Written task: Show each line that has the string "Impressum" in it.

Data extract:

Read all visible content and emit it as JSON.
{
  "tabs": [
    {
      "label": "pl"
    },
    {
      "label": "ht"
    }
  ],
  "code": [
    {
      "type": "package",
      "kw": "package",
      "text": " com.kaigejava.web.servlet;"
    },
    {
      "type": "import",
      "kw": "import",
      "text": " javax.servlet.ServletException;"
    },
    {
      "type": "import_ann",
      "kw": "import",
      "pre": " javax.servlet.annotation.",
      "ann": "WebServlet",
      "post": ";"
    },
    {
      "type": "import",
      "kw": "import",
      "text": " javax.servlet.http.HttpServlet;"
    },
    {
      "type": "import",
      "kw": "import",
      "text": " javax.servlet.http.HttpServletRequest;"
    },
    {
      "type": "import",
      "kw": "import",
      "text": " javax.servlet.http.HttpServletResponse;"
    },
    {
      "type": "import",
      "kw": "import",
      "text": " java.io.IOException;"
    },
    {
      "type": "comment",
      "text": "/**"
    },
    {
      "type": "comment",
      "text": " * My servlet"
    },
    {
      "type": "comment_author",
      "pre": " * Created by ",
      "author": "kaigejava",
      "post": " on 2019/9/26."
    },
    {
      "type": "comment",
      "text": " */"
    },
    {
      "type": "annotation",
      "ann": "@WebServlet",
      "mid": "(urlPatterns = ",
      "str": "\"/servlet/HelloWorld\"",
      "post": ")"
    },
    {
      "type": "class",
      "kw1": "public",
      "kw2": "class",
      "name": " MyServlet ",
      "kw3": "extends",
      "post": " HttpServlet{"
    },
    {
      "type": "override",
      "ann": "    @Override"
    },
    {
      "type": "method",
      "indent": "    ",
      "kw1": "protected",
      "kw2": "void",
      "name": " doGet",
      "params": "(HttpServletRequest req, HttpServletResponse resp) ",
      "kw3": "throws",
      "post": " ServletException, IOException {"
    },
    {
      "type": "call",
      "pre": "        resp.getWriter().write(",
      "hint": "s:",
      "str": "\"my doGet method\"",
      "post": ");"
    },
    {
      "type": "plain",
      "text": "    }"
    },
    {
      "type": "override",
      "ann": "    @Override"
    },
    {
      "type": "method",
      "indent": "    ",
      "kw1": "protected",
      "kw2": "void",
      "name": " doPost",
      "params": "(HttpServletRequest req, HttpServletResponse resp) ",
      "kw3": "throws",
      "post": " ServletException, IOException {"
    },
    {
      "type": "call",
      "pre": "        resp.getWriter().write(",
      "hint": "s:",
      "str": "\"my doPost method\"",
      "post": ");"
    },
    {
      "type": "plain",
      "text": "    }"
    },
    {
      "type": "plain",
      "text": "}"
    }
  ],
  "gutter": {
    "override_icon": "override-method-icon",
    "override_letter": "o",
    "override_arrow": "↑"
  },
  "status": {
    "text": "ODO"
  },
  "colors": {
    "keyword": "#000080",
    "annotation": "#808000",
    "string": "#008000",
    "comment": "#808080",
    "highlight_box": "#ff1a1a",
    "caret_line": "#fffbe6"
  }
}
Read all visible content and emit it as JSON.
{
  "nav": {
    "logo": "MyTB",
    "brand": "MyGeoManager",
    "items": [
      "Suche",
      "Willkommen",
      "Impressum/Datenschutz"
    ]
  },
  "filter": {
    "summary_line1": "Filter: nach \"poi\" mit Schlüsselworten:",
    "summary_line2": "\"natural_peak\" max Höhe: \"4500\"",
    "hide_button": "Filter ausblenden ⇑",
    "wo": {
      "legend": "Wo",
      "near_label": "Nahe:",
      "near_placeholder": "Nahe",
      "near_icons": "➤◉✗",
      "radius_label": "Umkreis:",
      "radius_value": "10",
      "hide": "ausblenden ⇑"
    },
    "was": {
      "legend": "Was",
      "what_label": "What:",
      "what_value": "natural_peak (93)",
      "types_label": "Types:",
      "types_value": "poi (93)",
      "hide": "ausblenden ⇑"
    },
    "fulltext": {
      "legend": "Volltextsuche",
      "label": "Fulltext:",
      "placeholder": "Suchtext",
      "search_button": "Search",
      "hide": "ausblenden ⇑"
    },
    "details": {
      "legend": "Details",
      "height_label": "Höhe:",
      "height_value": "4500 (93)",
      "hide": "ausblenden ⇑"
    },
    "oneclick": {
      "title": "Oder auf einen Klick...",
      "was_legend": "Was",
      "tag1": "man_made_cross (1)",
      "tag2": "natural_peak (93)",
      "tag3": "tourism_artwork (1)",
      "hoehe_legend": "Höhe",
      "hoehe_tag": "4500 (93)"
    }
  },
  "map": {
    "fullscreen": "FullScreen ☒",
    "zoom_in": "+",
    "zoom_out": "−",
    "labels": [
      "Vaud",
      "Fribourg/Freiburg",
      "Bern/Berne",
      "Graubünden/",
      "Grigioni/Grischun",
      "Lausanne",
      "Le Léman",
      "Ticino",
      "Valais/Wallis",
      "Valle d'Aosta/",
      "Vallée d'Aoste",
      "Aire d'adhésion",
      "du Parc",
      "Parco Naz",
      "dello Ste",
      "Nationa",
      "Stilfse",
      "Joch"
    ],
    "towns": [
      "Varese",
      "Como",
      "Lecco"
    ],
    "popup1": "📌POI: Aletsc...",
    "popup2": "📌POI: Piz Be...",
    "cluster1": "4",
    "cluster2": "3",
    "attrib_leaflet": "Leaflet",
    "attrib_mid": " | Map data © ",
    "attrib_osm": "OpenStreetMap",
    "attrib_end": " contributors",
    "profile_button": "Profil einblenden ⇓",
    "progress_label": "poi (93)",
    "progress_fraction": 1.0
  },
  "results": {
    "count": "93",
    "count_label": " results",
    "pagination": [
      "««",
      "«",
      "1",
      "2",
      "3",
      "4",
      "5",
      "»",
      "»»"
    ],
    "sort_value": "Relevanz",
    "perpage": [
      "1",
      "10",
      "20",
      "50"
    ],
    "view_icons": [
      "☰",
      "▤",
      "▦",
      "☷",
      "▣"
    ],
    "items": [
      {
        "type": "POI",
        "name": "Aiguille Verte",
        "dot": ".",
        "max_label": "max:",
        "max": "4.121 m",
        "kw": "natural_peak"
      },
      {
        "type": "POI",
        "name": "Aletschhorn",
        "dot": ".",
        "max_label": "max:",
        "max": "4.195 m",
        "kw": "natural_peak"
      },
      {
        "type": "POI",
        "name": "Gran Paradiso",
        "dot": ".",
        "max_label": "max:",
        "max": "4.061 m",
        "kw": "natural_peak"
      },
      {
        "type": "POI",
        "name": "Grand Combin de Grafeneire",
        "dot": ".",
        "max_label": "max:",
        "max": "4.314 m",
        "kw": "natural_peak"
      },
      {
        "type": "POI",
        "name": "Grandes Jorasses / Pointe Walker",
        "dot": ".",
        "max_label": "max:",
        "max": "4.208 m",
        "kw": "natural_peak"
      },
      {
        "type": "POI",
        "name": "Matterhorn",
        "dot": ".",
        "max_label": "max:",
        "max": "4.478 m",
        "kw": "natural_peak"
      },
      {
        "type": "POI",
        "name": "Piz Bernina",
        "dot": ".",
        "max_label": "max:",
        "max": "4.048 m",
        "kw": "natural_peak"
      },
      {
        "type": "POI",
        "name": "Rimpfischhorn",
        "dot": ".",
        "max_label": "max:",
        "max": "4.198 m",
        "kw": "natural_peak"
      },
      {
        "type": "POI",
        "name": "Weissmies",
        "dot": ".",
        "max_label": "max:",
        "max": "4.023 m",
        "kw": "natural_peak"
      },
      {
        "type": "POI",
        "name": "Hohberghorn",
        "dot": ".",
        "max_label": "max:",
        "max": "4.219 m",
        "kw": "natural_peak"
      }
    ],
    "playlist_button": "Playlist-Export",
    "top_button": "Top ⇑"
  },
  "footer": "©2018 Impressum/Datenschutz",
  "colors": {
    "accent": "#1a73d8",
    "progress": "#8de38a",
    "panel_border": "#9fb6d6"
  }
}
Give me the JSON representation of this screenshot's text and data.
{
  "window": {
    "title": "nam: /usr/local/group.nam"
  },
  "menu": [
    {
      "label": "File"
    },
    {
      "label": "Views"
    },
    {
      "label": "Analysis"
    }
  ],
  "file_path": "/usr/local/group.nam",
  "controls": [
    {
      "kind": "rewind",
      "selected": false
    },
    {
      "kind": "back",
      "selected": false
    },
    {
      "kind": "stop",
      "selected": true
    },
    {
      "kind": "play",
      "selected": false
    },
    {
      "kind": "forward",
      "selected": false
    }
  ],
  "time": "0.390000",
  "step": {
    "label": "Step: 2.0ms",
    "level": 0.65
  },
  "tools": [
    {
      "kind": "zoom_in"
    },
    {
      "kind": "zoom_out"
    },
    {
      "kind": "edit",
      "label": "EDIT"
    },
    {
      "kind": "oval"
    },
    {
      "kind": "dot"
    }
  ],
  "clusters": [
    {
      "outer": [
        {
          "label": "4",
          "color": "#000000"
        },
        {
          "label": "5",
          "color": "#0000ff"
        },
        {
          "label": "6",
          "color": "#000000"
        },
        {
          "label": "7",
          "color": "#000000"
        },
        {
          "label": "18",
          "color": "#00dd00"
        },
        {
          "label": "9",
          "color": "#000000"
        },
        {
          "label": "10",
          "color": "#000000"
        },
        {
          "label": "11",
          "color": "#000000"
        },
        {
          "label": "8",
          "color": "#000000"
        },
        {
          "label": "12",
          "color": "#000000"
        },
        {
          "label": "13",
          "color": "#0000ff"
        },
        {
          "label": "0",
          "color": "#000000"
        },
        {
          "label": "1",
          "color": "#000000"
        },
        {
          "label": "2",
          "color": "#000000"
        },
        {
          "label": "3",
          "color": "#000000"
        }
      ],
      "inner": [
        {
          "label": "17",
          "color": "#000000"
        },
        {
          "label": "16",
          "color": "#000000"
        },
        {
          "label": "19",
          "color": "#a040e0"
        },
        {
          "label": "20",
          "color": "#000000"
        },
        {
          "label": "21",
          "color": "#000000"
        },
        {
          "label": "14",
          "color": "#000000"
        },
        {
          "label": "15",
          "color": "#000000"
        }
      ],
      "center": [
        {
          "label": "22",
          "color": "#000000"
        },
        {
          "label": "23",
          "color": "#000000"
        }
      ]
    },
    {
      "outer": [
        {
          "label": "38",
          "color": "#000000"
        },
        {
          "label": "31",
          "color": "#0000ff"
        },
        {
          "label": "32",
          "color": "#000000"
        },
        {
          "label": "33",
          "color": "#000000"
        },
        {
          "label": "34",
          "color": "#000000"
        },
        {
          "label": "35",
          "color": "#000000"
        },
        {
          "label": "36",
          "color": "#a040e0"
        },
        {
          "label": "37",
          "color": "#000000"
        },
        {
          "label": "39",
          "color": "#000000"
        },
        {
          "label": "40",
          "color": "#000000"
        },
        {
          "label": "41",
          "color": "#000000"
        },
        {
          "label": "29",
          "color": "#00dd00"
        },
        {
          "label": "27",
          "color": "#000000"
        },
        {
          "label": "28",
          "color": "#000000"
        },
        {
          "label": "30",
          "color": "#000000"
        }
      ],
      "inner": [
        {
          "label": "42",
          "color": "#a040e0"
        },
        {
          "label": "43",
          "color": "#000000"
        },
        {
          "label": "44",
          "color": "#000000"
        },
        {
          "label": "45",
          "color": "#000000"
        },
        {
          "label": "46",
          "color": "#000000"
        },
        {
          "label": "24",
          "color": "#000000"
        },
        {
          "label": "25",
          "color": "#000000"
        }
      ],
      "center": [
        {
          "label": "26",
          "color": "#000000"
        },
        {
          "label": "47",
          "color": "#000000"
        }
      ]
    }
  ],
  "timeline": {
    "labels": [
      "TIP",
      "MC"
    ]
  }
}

Output below:
      "Impressum/Datenschutz"
  "footer": "©2018 Impressum/Datenschutz",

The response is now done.